QUOTED PASSAGE:

Yes, but can she rip the disk without your involvement?

Put the disc in, open DVDfab, hit the enter button and 10 minutes later the DVD is ripped to the drive. It's not that hard. Yes she can do it on her own.

You seem to think that it is *just* complexity that keeps the average person from doing this. No, it is not just complexity. It is that they don't care to do this.

Sorry, but I maintain that the market for what you suggest is *not* there. The number of people on the planet that would be interested in paying 8 grand just to not have to deal with the *complexity* of ripping yet would settle for an Xbox 360 as their interface for playback that is not even capable of full quality they could probably be counted on one hand and still have enough fingers left over to give you a high five.

DATA EXTRACT:
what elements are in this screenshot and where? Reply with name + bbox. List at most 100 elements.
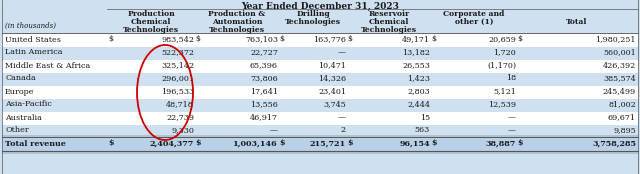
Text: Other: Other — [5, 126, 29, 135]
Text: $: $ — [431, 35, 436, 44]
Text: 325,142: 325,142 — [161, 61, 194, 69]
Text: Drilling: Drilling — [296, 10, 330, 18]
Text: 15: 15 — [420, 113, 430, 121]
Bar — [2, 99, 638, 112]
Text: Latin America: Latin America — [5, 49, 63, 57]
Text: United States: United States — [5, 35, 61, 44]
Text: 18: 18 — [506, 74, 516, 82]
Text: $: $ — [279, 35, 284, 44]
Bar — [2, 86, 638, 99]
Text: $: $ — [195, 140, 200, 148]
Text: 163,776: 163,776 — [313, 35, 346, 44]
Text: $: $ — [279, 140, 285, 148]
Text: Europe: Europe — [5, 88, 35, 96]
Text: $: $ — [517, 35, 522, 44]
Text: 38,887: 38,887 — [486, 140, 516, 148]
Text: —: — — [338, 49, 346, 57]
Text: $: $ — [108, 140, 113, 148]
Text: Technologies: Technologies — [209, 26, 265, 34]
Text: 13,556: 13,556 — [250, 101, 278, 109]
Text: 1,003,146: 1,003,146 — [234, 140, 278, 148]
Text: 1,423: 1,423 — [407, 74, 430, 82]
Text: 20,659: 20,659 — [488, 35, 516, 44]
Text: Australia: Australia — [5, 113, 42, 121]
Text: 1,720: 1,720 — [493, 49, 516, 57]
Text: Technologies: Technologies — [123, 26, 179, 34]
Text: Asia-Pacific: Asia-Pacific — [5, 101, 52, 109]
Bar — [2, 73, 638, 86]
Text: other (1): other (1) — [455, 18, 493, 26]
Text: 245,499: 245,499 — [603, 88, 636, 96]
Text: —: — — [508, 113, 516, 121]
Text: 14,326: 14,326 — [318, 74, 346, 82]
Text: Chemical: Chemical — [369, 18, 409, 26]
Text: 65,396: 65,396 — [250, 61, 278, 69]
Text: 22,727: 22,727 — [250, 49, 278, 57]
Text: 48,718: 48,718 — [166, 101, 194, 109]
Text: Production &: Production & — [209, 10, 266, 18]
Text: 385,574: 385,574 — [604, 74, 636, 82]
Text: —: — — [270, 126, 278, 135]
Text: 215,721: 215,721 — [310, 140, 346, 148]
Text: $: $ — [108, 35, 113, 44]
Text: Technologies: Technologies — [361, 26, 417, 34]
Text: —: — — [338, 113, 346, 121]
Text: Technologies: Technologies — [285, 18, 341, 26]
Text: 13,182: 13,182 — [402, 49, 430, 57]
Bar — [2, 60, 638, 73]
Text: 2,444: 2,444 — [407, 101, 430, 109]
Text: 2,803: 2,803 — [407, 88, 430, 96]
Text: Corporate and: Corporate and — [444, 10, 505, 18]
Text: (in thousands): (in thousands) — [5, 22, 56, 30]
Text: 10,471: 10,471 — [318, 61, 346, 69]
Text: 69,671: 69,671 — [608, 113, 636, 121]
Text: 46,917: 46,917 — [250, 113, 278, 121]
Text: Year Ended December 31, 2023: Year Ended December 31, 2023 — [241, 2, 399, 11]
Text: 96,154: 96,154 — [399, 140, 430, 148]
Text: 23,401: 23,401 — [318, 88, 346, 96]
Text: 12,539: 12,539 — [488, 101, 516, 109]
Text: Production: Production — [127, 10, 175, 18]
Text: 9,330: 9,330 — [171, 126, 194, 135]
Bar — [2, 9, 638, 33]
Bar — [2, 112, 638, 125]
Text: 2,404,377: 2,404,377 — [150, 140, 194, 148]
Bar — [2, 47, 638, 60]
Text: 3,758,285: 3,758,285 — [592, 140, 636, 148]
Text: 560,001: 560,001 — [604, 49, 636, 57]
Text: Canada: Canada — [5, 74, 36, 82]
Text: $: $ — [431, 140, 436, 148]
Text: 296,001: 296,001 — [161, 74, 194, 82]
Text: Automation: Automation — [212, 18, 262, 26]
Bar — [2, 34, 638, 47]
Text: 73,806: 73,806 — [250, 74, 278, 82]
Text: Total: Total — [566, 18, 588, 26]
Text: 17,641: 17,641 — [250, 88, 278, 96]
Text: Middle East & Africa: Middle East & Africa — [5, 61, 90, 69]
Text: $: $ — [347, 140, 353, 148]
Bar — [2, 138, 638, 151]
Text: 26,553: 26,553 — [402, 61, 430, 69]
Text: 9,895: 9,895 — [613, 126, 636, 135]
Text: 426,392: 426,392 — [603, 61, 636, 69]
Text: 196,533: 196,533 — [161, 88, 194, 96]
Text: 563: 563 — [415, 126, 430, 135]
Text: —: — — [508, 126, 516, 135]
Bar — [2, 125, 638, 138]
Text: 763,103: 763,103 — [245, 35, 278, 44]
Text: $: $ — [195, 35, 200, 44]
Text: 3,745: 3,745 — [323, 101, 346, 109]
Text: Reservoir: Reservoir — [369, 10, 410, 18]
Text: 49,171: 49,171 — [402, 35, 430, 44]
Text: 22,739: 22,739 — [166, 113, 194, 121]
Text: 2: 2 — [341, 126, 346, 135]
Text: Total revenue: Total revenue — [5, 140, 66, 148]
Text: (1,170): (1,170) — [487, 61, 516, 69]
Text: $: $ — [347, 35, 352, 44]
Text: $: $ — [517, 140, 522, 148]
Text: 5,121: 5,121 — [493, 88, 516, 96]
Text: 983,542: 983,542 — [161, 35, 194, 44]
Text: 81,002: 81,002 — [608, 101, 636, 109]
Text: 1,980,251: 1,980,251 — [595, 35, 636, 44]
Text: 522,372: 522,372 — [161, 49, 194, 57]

YOUR TASKS:
**1.** In the DVD-ripping discussion, translate this sentence into Spanish: "Put the disc in, open DVDfab, hit the enter button and 10 minutes later the DVD is ripped to the drive."
**2.** Please carry the DVD-ripping discussion forward from its last sentence.

EXERCISE RESPONSES:
**1.** Mete el disco, abre DVDfab, pulsa el botón Enter y 10 minutos después el DVD ya está copiado en la unidad.

**2.**
Take it a step further. You mention that you would still need AnyDVD HD for blu ray ripping. Are you expecting a person to pay you $8,000 *and* then have to go to slysoft's website to buy a copy of AnyDVD HD to install themselves? The kind of person that is intimidated by ripping, yet willing to pay 8k for the service, isn't going to go through the hassle of buying software online and dealing with configuring it.

Or are you suggesting that you would offer them a turn key product that already has AnyDVD HD configured as part of the 8K cost? Because that would be illegal in the USA, even if you get a licensing agreement from Slysoft.

Sorry, I haven't heard a business case that makes sense given the claims you say it is capable of, the components that you have said are involved, and the cost you suggest it would go for.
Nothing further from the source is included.